DATA LISTING
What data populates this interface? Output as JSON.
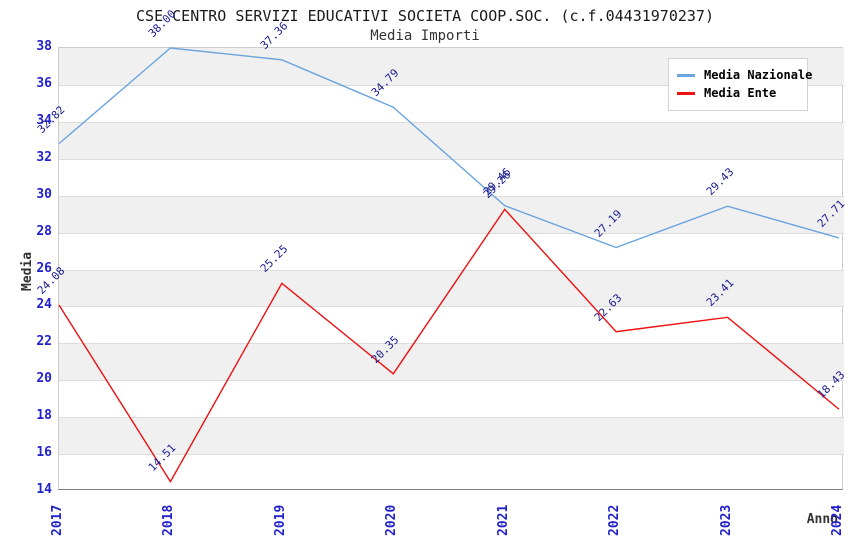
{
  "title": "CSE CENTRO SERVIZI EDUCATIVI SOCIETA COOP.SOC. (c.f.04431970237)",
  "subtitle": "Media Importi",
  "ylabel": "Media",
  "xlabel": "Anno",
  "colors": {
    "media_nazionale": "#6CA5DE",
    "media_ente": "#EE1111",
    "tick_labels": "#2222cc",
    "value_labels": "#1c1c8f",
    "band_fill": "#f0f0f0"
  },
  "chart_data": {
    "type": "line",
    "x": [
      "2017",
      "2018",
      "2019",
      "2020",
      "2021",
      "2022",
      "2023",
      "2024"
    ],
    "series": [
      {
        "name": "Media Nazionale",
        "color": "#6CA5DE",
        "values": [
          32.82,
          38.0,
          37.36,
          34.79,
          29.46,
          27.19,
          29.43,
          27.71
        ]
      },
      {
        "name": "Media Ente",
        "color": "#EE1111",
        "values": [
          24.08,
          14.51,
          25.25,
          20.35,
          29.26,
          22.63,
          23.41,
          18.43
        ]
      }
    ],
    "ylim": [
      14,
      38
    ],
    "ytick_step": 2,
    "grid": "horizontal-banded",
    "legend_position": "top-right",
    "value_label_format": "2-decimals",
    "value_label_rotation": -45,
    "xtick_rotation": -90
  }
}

WRITTEN PROBLEM
Quote the entries above word for word. Leave the images out.

REPLY
What data populates this interface? Output as JSON.
{
  "title": "CSE CENTRO SERVIZI EDUCATIVI SOCIETA COOP.SOC. (c.f.04431970237)",
  "subtitle": "Media Importi",
  "ylabel": "Media",
  "xlabel": "Anno",
  "colors": {
    "media_nazionale": "#6CA5DE",
    "media_ente": "#EE1111",
    "tick_labels": "#2222cc",
    "value_labels": "#1c1c8f",
    "band_fill": "#f0f0f0"
  },
  "chart_data": {
    "type": "line",
    "x": [
      "2017",
      "2018",
      "2019",
      "2020",
      "2021",
      "2022",
      "2023",
      "2024"
    ],
    "series": [
      {
        "name": "Media Nazionale",
        "color": "#6CA5DE",
        "values": [
          32.82,
          38.0,
          37.36,
          34.79,
          29.46,
          27.19,
          29.43,
          27.71
        ]
      },
      {
        "name": "Media Ente",
        "color": "#EE1111",
        "values": [
          24.08,
          14.51,
          25.25,
          20.35,
          29.26,
          22.63,
          23.41,
          18.43
        ]
      }
    ],
    "ylim": [
      14,
      38
    ],
    "ytick_step": 2,
    "grid": "horizontal-banded",
    "legend_position": "top-right",
    "value_label_format": "2-decimals",
    "value_label_rotation": -45,
    "xtick_rotation": -90
  }
}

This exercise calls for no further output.